[TASK TO CARRY OUT] Reproduce the entries word for word, and omit any picture you find in them.

[MATERIALS PROVIDED]
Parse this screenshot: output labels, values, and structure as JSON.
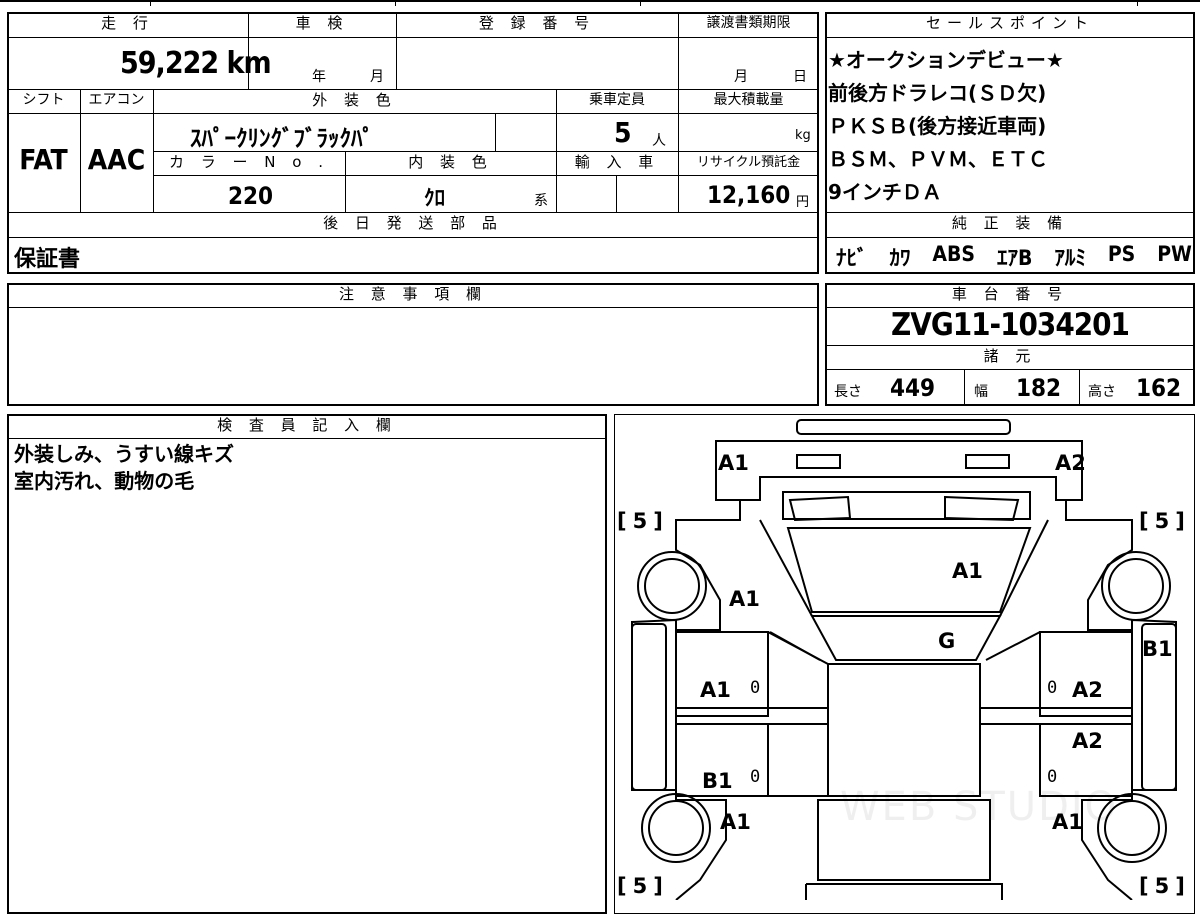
{
  "header": {
    "mileage_label": "走 行",
    "inspection_label": "車 検",
    "registration_label": "登 録 番 号",
    "transfer_deadline_label": "譲渡書類期限",
    "sales_points_label": "セールスポイント"
  },
  "vehicle": {
    "mileage": "59,222 km",
    "inspection_year_unit": "年",
    "inspection_month_unit": "月",
    "transfer_month_unit": "月",
    "transfer_day_unit": "日",
    "shift_label": "シフト",
    "ac_label": "エアコン",
    "exterior_color_label": "外 装 色",
    "capacity_label": "乗車定員",
    "max_load_label": "最大積載量",
    "shift": "FAT",
    "ac": "AAC",
    "exterior_color": "ｽﾊﾟｰｸﾘﾝｸﾞﾌﾞﾗｯｸﾊﾟ",
    "capacity": "5",
    "capacity_unit": "人",
    "load_unit": "kg",
    "color_no_label": "カ ラ ー N o .",
    "interior_color_label": "内 装 色",
    "import_label": "輸 入 車",
    "recycle_label": "リサイクル預託金",
    "color_no": "220",
    "interior_color": "ｸﾛ",
    "interior_suffix": "系",
    "recycle_fee": "12,160",
    "recycle_unit": "円"
  },
  "sales_points": [
    "★オークションデビュー★",
    "前後方ドラレコ(ＳＤ欠)",
    "ＰＫＳＢ(後方接近車両)",
    "ＢＳＭ、ＰＶＭ、ＥＴＣ",
    "9インチＤＡ"
  ],
  "later_parts": {
    "label": "後 日 発 送 部 品",
    "value": "保証書"
  },
  "equipment": {
    "label": "純 正 装 備",
    "items": [
      "ﾅﾋﾞ",
      "ｶﾜ",
      "ABS",
      "ｴｱB",
      "ｱﾙﾐ",
      "PS",
      "PW"
    ]
  },
  "notes": {
    "label": "注 意 事 項 欄",
    "value": ""
  },
  "chassis": {
    "label": "車 台 番 号",
    "number": "ZVG11-1034201",
    "spec_label": "諸 元",
    "length_label": "長さ",
    "length": "449",
    "width_label": "幅",
    "width": "182",
    "height_label": "高さ",
    "height": "162"
  },
  "inspector": {
    "label": "検 査 員 記 入 欄",
    "lines": [
      "外装しみ、うすい線キズ",
      "室内汚れ、動物の毛"
    ]
  },
  "diagram": {
    "tire_top_left": "5",
    "tire_top_right": "5",
    "tire_bottom_left": "5",
    "tire_bottom_right": "5",
    "mark_rear_left": "A1",
    "mark_rear_right": "A2",
    "mark_roof": "A1",
    "mark_left_quarter": "A1",
    "mark_windshield": "G",
    "mark_right_quarter": "B1",
    "mark_left_rear_door": "A1",
    "mark_right_rear_door": "A2",
    "mark_right_front_door": "A2",
    "mark_left_front_door": "B1",
    "mark_left_front_fender": "A1",
    "mark_right_front_fender": "A1",
    "zero": "0",
    "watermark": "WEB STUDIO"
  }
}
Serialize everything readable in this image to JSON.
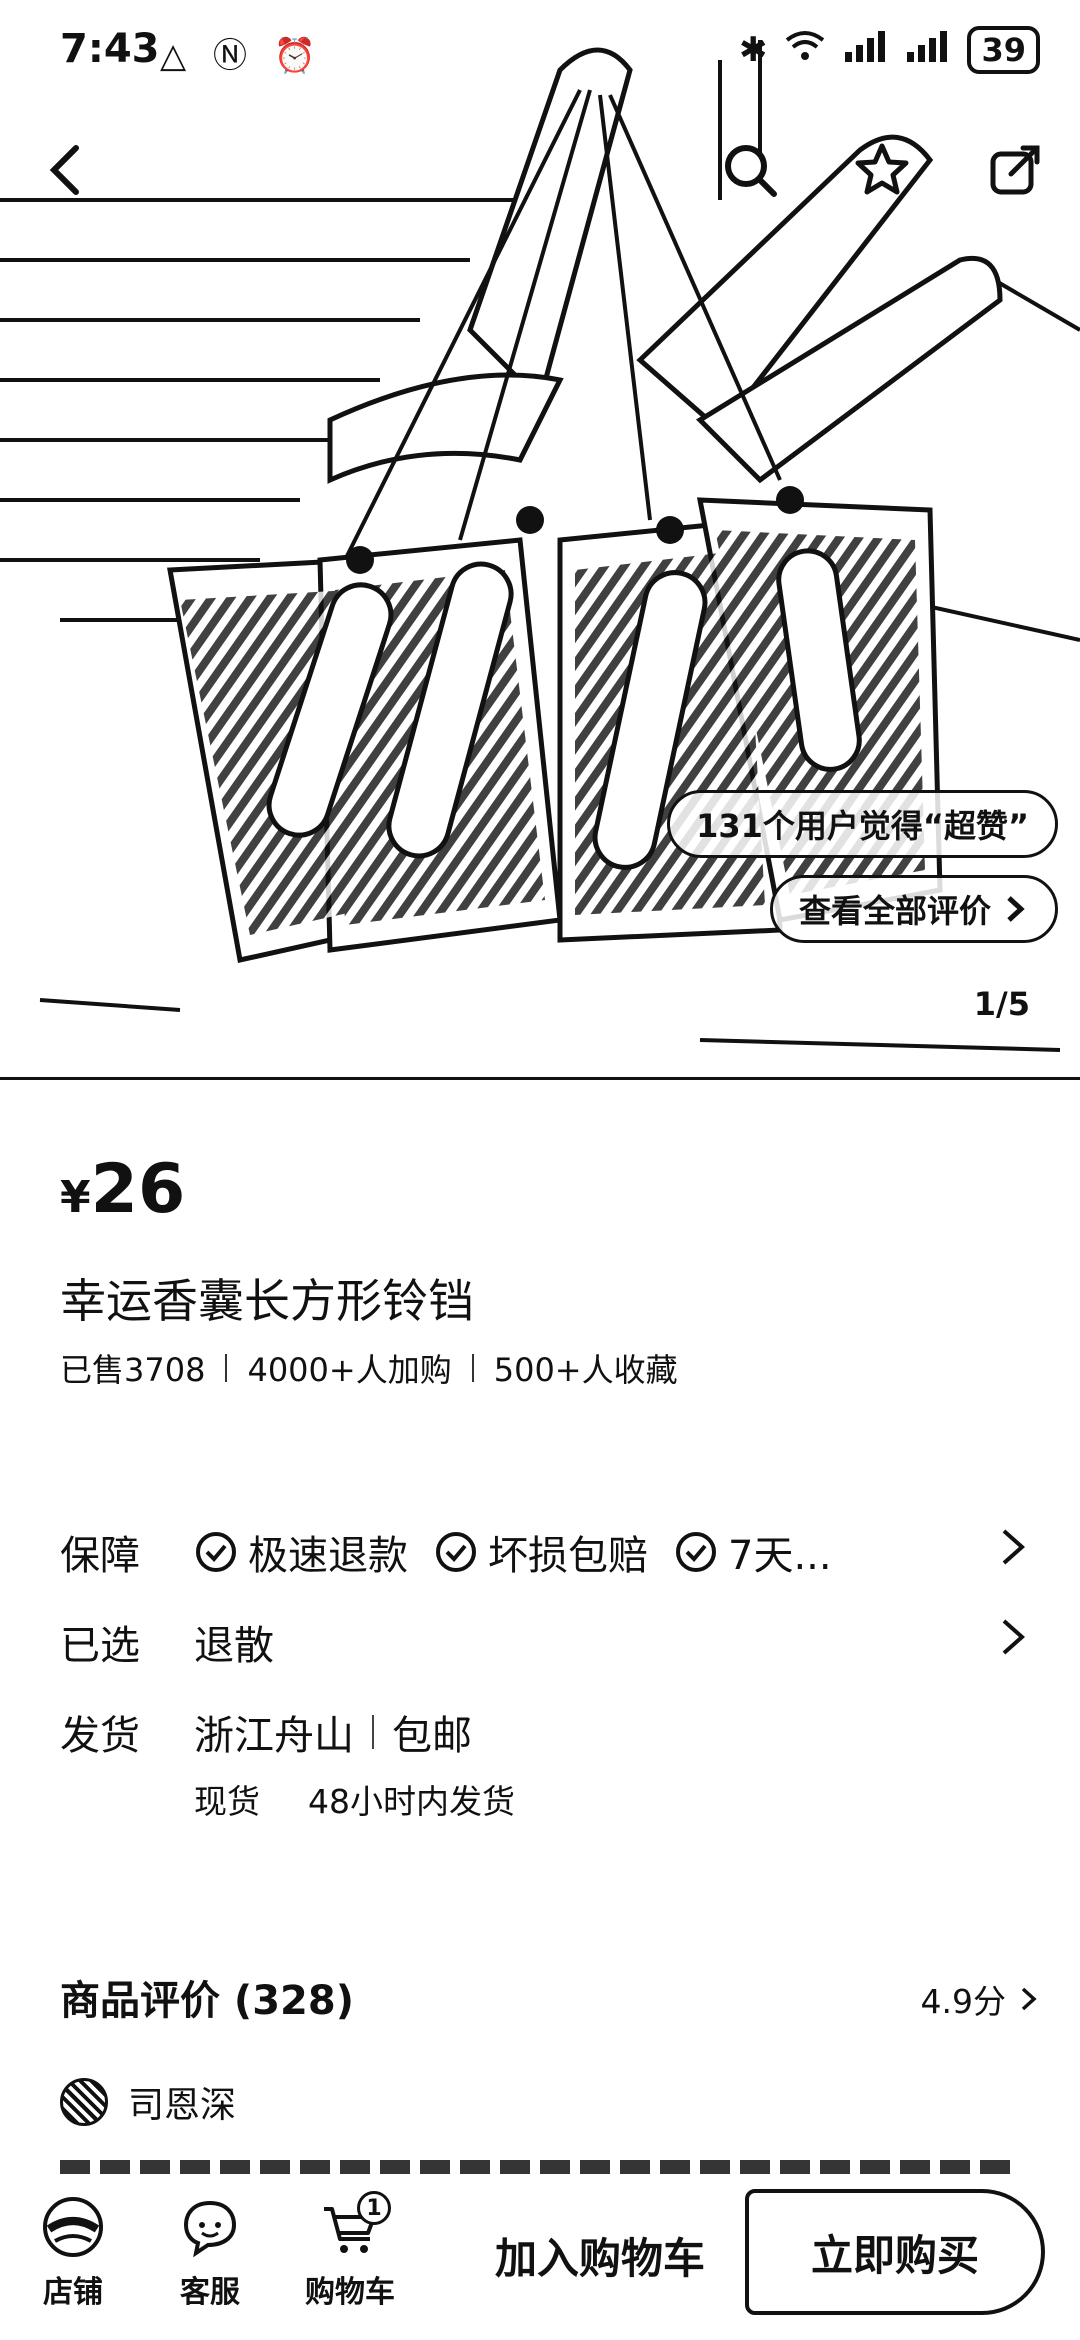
{
  "status_bar": {
    "time": "7:43",
    "battery": "39"
  },
  "hero": {
    "review_highlight": "131个用户觉得“超赞”",
    "view_all_reviews": "查看全部评价",
    "pager": "1/5"
  },
  "product": {
    "currency": "¥",
    "price": "26",
    "title": "幸运香囊长方形铃铛",
    "stats": [
      "已售3708",
      "4000+人加购",
      "500+人收藏"
    ]
  },
  "guarantee": {
    "label": "保障",
    "items": [
      "极速退款",
      "坏损包赔",
      "7天..."
    ]
  },
  "selected": {
    "label": "已选",
    "value": "退散"
  },
  "shipping": {
    "label": "发货",
    "origin": "浙江舟山",
    "fee": "包邮",
    "stock": "现货",
    "time": "48小时内发货"
  },
  "reviews": {
    "title": "商品评价 (328)",
    "score": "4.9分",
    "first_reviewer": "司恩深"
  },
  "bottom_bar": {
    "shop": "店铺",
    "service": "客服",
    "cart": "购物车",
    "cart_count": "1",
    "add_to_cart": "加入购物车",
    "buy_now": "立即购买"
  }
}
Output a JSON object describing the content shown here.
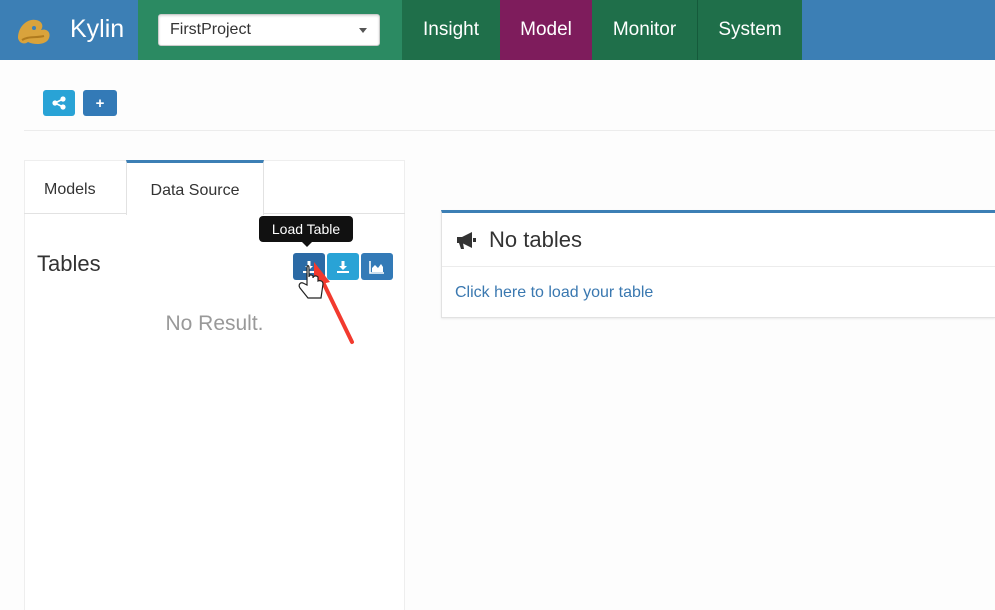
{
  "navbar": {
    "brand": "Kylin",
    "project_select": {
      "value": "FirstProject"
    },
    "items": [
      {
        "label": "Insight"
      },
      {
        "label": "Model"
      },
      {
        "label": "Monitor"
      },
      {
        "label": "System"
      }
    ],
    "active_item": "Model"
  },
  "toolbar": {
    "buttons": [
      {
        "icon": "share-nodes-icon"
      },
      {
        "icon": "plus-icon",
        "label": "+"
      }
    ]
  },
  "left_panel": {
    "tabs": [
      {
        "label": "Models"
      },
      {
        "label": "Data Source"
      }
    ],
    "active_tab": "Data Source",
    "tables_title": "Tables",
    "no_result": "No Result.",
    "tooltip": "Load Table",
    "buttons": [
      {
        "icon": "download-icon"
      },
      {
        "icon": "download-icon"
      },
      {
        "icon": "area-chart-icon"
      }
    ]
  },
  "right_panel": {
    "header": "No tables",
    "header_icon": "bullhorn-icon",
    "link": "Click here to load your table"
  },
  "colors": {
    "navbar_blue": "#3c7fb5",
    "nav_green": "#1f6f4a",
    "nav_active_purple": "#7e1c5c",
    "button_light_blue": "#29a3d6",
    "button_dark_blue": "#337ab7",
    "annotation_arrow": "#f23a2e"
  }
}
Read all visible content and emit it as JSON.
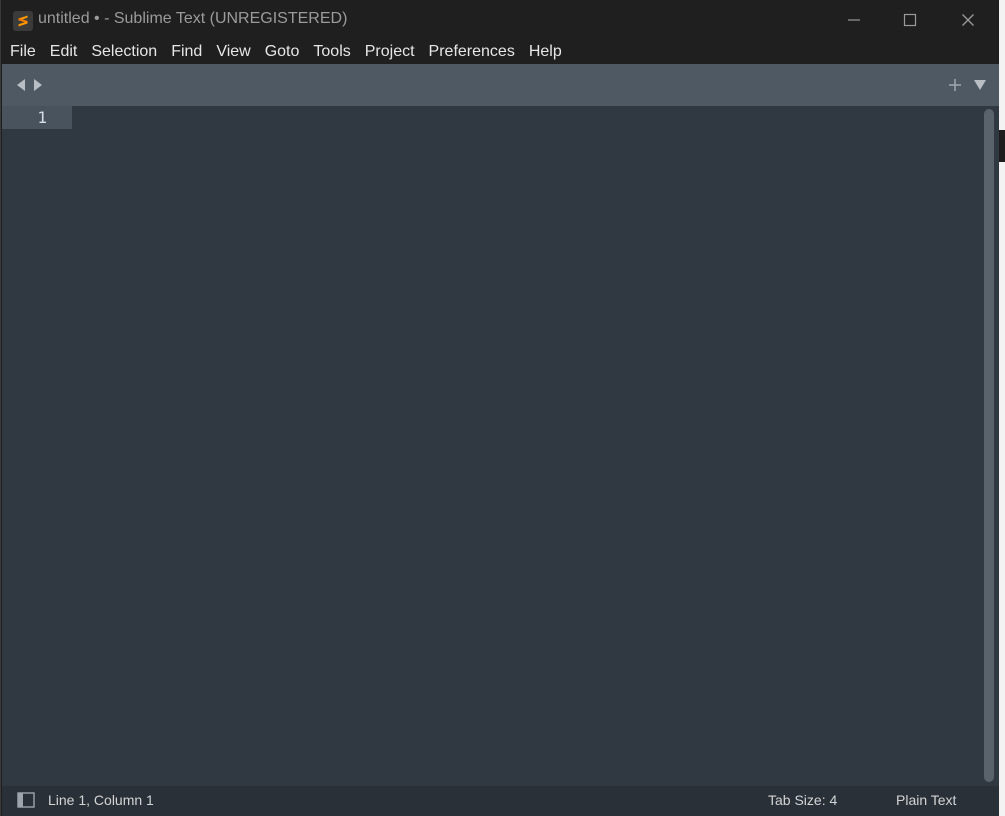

[EXERCISE RESULT]
Parse this screenshot: output labels, values, and structure as JSON.
{
  "header": {
    "mileage_label": "走 行",
    "inspection_label": "車 検",
    "registration_label": "登 録 番 号",
    "transfer_deadline_label": "譲渡書類期限",
    "sales_points_label": "セールスポイント"
  },
  "vehicle": {
    "mileage": "59,222 km",
    "inspection_year_unit": "年",
    "inspection_month_unit": "月",
    "transfer_month_unit": "月",
    "transfer_day_unit": "日",
    "shift_label": "シフト",
    "ac_label": "エアコン",
    "exterior_color_label": "外 装 色",
    "capacity_label": "乗車定員",
    "max_load_label": "最大積載量",
    "shift": "FAT",
    "ac": "AAC",
    "exterior_color": "ｽﾊﾟｰｸﾘﾝｸﾞﾌﾞﾗｯｸﾊﾟ",
    "capacity": "5",
    "capacity_unit": "人",
    "load_unit": "kg",
    "color_no_label": "カ ラ ー N o .",
    "interior_color_label": "内 装 色",
    "import_label": "輸 入 車",
    "recycle_label": "リサイクル預託金",
    "color_no": "220",
    "interior_color": "ｸﾛ",
    "interior_suffix": "系",
    "recycle_fee": "12,160",
    "recycle_unit": "円"
  },
  "sales_points": [
    "★オークションデビュー★",
    "前後方ドラレコ(ＳＤ欠)",
    "ＰＫＳＢ(後方接近車両)",
    "ＢＳＭ、ＰＶＭ、ＥＴＣ",
    "9インチＤＡ"
  ],
  "later_parts": {
    "label": "後 日 発 送 部 品",
    "value": "保証書"
  },
  "equipment": {
    "label": "純 正 装 備",
    "items": [
      "ﾅﾋﾞ",
      "ｶﾜ",
      "ABS",
      "ｴｱB",
      "ｱﾙﾐ",
      "PS",
      "PW"
    ]
  },
  "notes": {
    "label": "注 意 事 項 欄",
    "value": ""
  },
  "chassis": {
    "label": "車 台 番 号",
    "number": "ZVG11-1034201",
    "spec_label": "諸 元",
    "length_label": "長さ",
    "length": "449",
    "width_label": "幅",
    "width": "182",
    "height_label": "高さ",
    "height": "162"
  },
  "inspector": {
    "label": "検 査 員 記 入 欄",
    "lines": [
      "外装しみ、うすい線キズ",
      "室内汚れ、動物の毛"
    ]
  },
  "diagram": {
    "tire_top_left": "5",
    "tire_top_right": "5",
    "tire_bottom_left": "5",
    "tire_bottom_right": "5",
    "mark_rear_left": "A1",
    "mark_rear_right": "A2",
    "mark_roof": "A1",
    "mark_left_quarter": "A1",
    "mark_windshield": "G",
    "mark_right_quarter": "B1",
    "mark_left_rear_door": "A1",
    "mark_right_rear_door": "A2",
    "mark_right_front_door": "A2",
    "mark_left_front_door": "B1",
    "mark_left_front_fender": "A1",
    "mark_right_front_fender": "A1",
    "zero": "0",
    "watermark": "WEB STUDIO"
  }
}
Serialize everything readable in this image to JSON.
{
  "status_bar": {
    "time": "7:43",
    "battery": "39"
  },
  "hero": {
    "review_highlight": "131个用户觉得“超赞”",
    "view_all_reviews": "查看全部评价",
    "pager": "1/5"
  },
  "product": {
    "currency": "¥",
    "price": "26",
    "title": "幸运香囊长方形铃铛",
    "stats": [
      "已售3708",
      "4000+人加购",
      "500+人收藏"
    ]
  },
  "guarantee": {
    "label": "保障",
    "items": [
      "极速退款",
      "坏损包赔",
      "7天..."
    ]
  },
  "selected": {
    "label": "已选",
    "value": "退散"
  },
  "shipping": {
    "label": "发货",
    "origin": "浙江舟山",
    "fee": "包邮",
    "stock": "现货",
    "time": "48小时内发货"
  },
  "reviews": {
    "title": "商品评价 (328)",
    "score": "4.9分",
    "first_reviewer": "司恩深"
  },
  "bottom_bar": {
    "shop": "店铺",
    "service": "客服",
    "cart": "购物车",
    "cart_count": "1",
    "add_to_cart": "加入购物车",
    "buy_now": "立即购买"
  }
}
Output a JSON object describing the content shown here.
{
  "navbar": {
    "brand": "Kylin",
    "project_select": {
      "value": "FirstProject"
    },
    "items": [
      {
        "label": "Insight"
      },
      {
        "label": "Model"
      },
      {
        "label": "Monitor"
      },
      {
        "label": "System"
      }
    ],
    "active_item": "Model"
  },
  "toolbar": {
    "buttons": [
      {
        "icon": "share-nodes-icon"
      },
      {
        "icon": "plus-icon",
        "label": "+"
      }
    ]
  },
  "left_panel": {
    "tabs": [
      {
        "label": "Models"
      },
      {
        "label": "Data Source"
      }
    ],
    "active_tab": "Data Source",
    "tables_title": "Tables",
    "no_result": "No Result.",
    "tooltip": "Load Table",
    "buttons": [
      {
        "icon": "download-icon"
      },
      {
        "icon": "download-icon"
      },
      {
        "icon": "area-chart-icon"
      }
    ]
  },
  "right_panel": {
    "header": "No tables",
    "header_icon": "bullhorn-icon",
    "link": "Click here to load your table"
  },
  "colors": {
    "navbar_blue": "#3c7fb5",
    "nav_green": "#1f6f4a",
    "nav_active_purple": "#7e1c5c",
    "button_light_blue": "#29a3d6",
    "button_dark_blue": "#337ab7",
    "annotation_arrow": "#f23a2e"
  }
}
Read all visible content and emit it as JSON.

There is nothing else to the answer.